I suspect it doesn't support dictionary compression yet, but it might be expandable, given that it's designed to link to system's dynamic library where Dictionary compression API has been stable for a while now.

_edit : list of javascript / node.js ports and bindings has been updated on Zstandard's homepage.

Cyan4973 avatar Jul 09 '22 23:07 Cyan4973

Thanks for the prompt reply!

I came across simple-zstd before, but I think there may be some fundamental problems with it:

  • a confusing API compared to other libraries where encode / decode on buffer like data is a lot more straight forward
  • no dictionary support (apparently)
  • the overhead involved with creating / destroying a child process for each conversion

in total, it seems that simple-zstd was more designed for compressing / decompressing (large) files.

I didn't run my own benchmark yet, but I suppose it wouldn't perform so well with lots of small data in the 1KB range, because of the child process overhead. There would have to be some sort of pool of processes that get reused or something.

I still believe the most compelling use case for zstd where it can really shine againt other compression algorithms is for compressing database entries, for example json like entries in Redis, MongoDB etc, especially in conjunction with dictionary support that can be trained on the datastructures. While there is some options like zstd-codec that work very well, sadly there performance is not in the same ballpark yet as Snappy for Node.js - which is also an important point in usage with databases, since latency is crucial.

Request a =>
Rewrite the forum excerpt from "I suspect it" to "the prompt reply!", putting "shared library" in place of "dynamic library".

Records supplied =>
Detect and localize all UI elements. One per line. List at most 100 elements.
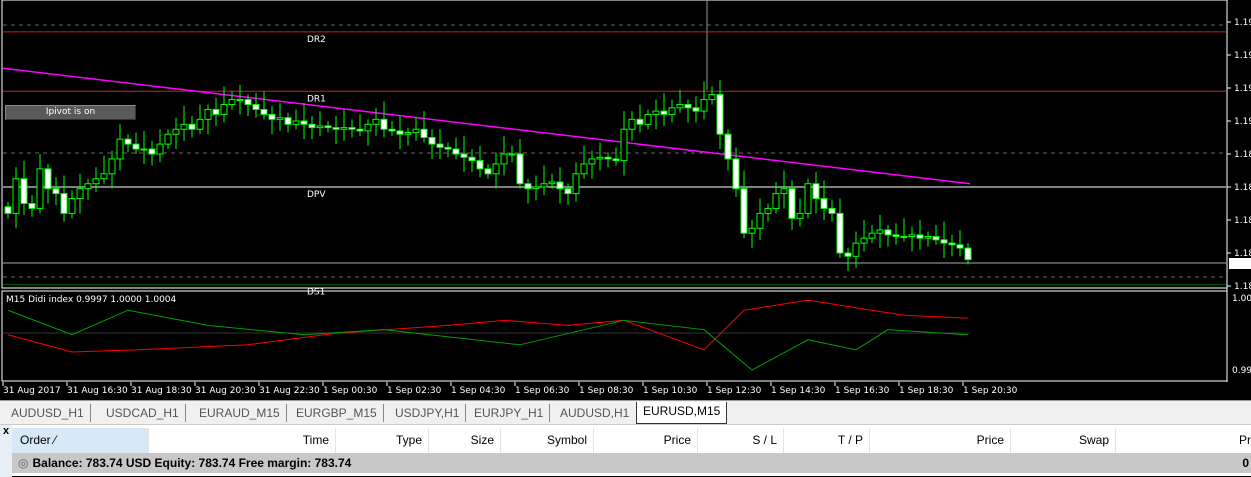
tab-audusd-h1[interactable]: AUDUSD_H1	[5, 404, 91, 422]
bearish-candle	[356, 128, 364, 132]
bearish-candle	[468, 156, 476, 162]
price-chart[interactable]: DR2DR1DPVDS11.191.191.191.191.181.181.18…	[0, 0, 1251, 400]
time-axis-label: 31 Aug 2017	[3, 386, 61, 396]
bearish-candle	[28, 203, 36, 209]
orders-table-header: Order ⁄ Time Type Size Symbol Price S / …	[12, 428, 1251, 453]
bearish-candle	[212, 108, 220, 115]
bearish-candle	[956, 244, 964, 249]
bullish-candle	[668, 107, 676, 115]
bearish-candle	[44, 168, 52, 190]
bearish-candle	[476, 160, 484, 170]
tab-eurgbp-m15[interactable]: EURGBP_M15	[290, 404, 384, 422]
bullish-candle	[588, 158, 596, 165]
indicator-axis-label: 0.99	[1232, 366, 1251, 376]
main-pane-frame	[1, 0, 1228, 289]
col-tp[interactable]: T / P	[784, 428, 870, 453]
bullish-candle	[68, 198, 76, 214]
bearish-candle	[388, 128, 396, 132]
price-axis-label: 1.19	[1234, 117, 1251, 127]
bearish-candle	[268, 113, 276, 120]
bullish-candle	[76, 188, 84, 200]
bearish-candle	[452, 148, 460, 155]
pivot-label-dr1: DR1	[307, 94, 326, 104]
bearish-candle	[380, 118, 388, 130]
tab-euraud-m15[interactable]: EURAUD_M15	[193, 404, 287, 422]
bullish-candle	[852, 242, 860, 257]
indicator-label: M15 Didi index 0.9997 1.0000 1.0004	[6, 295, 177, 305]
moving-average-line	[2, 67, 971, 185]
bullish-candle	[84, 183, 92, 190]
col-profit[interactable]: Pr	[1239, 433, 1251, 447]
price-axis-label: 1.19	[1234, 84, 1251, 94]
col-time[interactable]: Time	[149, 428, 336, 453]
tab-eurjpy-h1[interactable]: EURJPY_H1	[468, 404, 551, 422]
pivot-label-dr2: DR2	[307, 35, 326, 45]
col-type[interactable]: Type	[336, 428, 429, 453]
col-sl[interactable]: S / L	[698, 428, 784, 453]
bullish-candle	[412, 128, 420, 134]
bearish-candle	[940, 239, 948, 244]
time-axis-label: 1 Sep 10:30	[643, 386, 698, 396]
time-axis-label: 31 Aug 18:30	[131, 386, 192, 396]
tab-eurusd-m15[interactable]: EURUSD,M15	[636, 402, 728, 424]
col-size[interactable]: Size	[429, 428, 501, 453]
bearish-candle	[692, 107, 700, 112]
bearish-candle	[604, 156, 612, 160]
col-order[interactable]: Order ⁄	[12, 428, 149, 453]
bearish-candle	[660, 110, 668, 115]
bearish-candle	[252, 104, 260, 110]
time-axis-label: 1 Sep 06:30	[515, 386, 570, 396]
tab-audusd-h1-2[interactable]: AUDUSD,H1	[560, 406, 630, 420]
pivot-label-ds1: DS1	[307, 287, 325, 297]
time-axis-label: 1 Sep 14:30	[771, 386, 826, 396]
bullish-candle	[92, 178, 100, 185]
bearish-candle	[884, 229, 892, 236]
bullish-candle	[876, 229, 884, 234]
bearish-candle	[556, 181, 564, 190]
ipivot-button[interactable]: Ipivot is on	[5, 105, 136, 120]
bearish-candle	[524, 183, 532, 190]
balance-row[interactable]: ◎ Balance: 783.74 USD Equity: 783.74 Free…	[12, 453, 1251, 473]
tab-usdcad-h1[interactable]: USDCAD_H1	[100, 404, 186, 422]
bullish-candle	[868, 232, 876, 239]
bullish-candle	[764, 207, 772, 214]
chart-canvas[interactable]: DR2DR1DPVDS11.191.191.191.191.181.181.18…	[0, 0, 1251, 400]
price-axis-label: 1.18	[1234, 282, 1251, 292]
bullish-candle	[580, 163, 588, 175]
bullish-candle	[804, 183, 812, 214]
bullish-candle	[772, 193, 780, 209]
bearish-candle	[812, 183, 820, 200]
bullish-candle	[652, 110, 660, 115]
bearish-candle	[124, 138, 132, 145]
bearish-candle	[188, 123, 196, 130]
time-axis-label: 1 Sep 00:30	[323, 386, 378, 396]
col-swap[interactable]: Swap	[1011, 428, 1116, 453]
bearish-candle	[244, 99, 252, 106]
chart-tabs: AUDUSD_H1 USDCAD_H1 EURAUD_M15 EURGBP_M1…	[0, 400, 1251, 424]
price-axis-label: 1.18	[1234, 183, 1251, 193]
bullish-candle	[900, 236, 908, 238]
current-price-label: 1.18	[1233, 259, 1251, 269]
bullish-candle	[596, 156, 604, 160]
col-symbol[interactable]: Symbol	[501, 428, 594, 453]
close-terminal-button[interactable]: x	[0, 425, 12, 477]
bullish-candle	[276, 117, 284, 120]
bearish-candle	[964, 247, 972, 261]
bullish-candle	[292, 120, 300, 125]
bearish-candle	[300, 120, 308, 125]
col-current-price[interactable]: Price	[870, 428, 1011, 453]
bearish-candle	[564, 188, 572, 195]
didi-red-line	[7, 299, 969, 353]
time-axis-label: 31 Aug 20:30	[195, 386, 256, 396]
bullish-candle	[924, 236, 932, 239]
price-axis-label: 1.19	[1234, 51, 1251, 61]
bullish-candle	[756, 212, 764, 229]
bullish-candle	[404, 132, 412, 135]
bullish-candle	[572, 173, 580, 195]
col-price[interactable]: Price	[594, 428, 698, 453]
bearish-candle	[20, 178, 28, 204]
bearish-candle	[284, 117, 292, 125]
bullish-candle	[164, 133, 172, 145]
bullish-candle	[36, 168, 44, 209]
tab-usdjpy-h1[interactable]: USDJPY,H1	[389, 404, 467, 422]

Request b =>
Retype the lines of the records exactly, from the line with "404, 91, 422]" to the line with "158, 596, 165]", including both of those lines and no others.

Written solution a =>
I suspect it doesn't support dictionary compression yet, but it might be expandable, given that it's designed to link to system's shared library where Dictionary compression API has been stable for a while now.

_edit : list of javascript / node.js ports and bindings has been updated on Zstandard's homepage.

Cyan4973 avatar Jul 09 '22 23:07 Cyan4973

Thanks for the prompt reply!

Written solution b =>
tab-audusd-h1[interactable]: AUDUSD_H1	[5, 404, 91, 422]
bearish-candle	[356, 128, 364, 132]
bearish-candle	[468, 156, 476, 162]
price-chart[interactable]: DR2DR1DPVDS11.191.191.191.191.181.181.18…	[0, 0, 1251, 400]
time-axis-label: 31 Aug 2017	[3, 386, 61, 396]
bearish-candle	[28, 203, 36, 209]
orders-table-header: Order ⁄ Time Type Size Symbol Price S / …	[12, 428, 1251, 453]
bearish-candle	[212, 108, 220, 115]
bearish-candle	[956, 244, 964, 249]
bullish-candle	[668, 107, 676, 115]
bearish-candle	[44, 168, 52, 190]
bearish-candle	[476, 160, 484, 170]
tab-eurgbp-m15[interactable]: EURGBP_M15	[290, 404, 384, 422]
bullish-candle	[588, 158, 596, 165]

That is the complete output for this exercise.